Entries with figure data
- - -

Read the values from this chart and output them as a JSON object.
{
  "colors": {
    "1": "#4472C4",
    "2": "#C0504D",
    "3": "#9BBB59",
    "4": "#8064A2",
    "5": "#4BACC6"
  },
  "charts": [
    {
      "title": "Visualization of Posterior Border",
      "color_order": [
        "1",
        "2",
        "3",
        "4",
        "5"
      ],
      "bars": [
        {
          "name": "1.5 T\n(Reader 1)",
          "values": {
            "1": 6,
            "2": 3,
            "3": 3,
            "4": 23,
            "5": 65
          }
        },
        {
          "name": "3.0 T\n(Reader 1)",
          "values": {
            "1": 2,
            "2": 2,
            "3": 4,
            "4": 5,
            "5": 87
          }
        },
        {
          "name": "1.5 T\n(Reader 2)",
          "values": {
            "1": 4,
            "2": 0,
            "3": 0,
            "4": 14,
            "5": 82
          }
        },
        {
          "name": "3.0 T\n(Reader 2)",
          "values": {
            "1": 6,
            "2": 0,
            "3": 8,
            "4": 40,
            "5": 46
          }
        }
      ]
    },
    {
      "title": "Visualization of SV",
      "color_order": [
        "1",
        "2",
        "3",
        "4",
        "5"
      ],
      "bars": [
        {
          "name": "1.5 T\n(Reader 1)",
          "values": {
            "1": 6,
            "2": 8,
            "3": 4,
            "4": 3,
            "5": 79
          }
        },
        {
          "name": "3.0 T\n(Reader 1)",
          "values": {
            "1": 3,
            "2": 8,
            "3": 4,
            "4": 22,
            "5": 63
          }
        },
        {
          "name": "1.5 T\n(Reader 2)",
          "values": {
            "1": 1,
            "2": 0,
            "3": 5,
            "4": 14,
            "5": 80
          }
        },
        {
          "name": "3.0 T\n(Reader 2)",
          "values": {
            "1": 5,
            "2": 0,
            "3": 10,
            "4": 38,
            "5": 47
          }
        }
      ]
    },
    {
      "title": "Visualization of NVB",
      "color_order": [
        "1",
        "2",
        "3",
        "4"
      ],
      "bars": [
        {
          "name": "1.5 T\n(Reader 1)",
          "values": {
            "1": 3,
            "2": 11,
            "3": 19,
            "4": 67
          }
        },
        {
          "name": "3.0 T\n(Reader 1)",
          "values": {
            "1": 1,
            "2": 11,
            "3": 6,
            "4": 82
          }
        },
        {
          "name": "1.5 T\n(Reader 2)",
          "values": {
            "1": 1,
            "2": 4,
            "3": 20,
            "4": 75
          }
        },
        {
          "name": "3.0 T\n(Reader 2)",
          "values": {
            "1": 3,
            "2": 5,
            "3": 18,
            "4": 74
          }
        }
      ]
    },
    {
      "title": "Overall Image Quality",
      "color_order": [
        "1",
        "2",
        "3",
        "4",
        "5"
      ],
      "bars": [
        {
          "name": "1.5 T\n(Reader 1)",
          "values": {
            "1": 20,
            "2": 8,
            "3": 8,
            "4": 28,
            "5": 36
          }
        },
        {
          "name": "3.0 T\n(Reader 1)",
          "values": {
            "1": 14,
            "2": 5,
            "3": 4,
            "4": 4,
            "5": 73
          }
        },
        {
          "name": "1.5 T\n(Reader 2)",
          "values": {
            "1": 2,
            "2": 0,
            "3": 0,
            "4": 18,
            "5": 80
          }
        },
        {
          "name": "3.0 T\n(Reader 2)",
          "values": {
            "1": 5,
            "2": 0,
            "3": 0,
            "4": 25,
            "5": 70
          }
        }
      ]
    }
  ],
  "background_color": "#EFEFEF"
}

- - -

▶ Task objective:
Find the string "Visualization" in the entries above and return each line that holds it.

▶ Answer to the task:
      "title": "Visualization of Posterior Border",
      "title": "Visualization of SV",
      "title": "Visualization of NVB",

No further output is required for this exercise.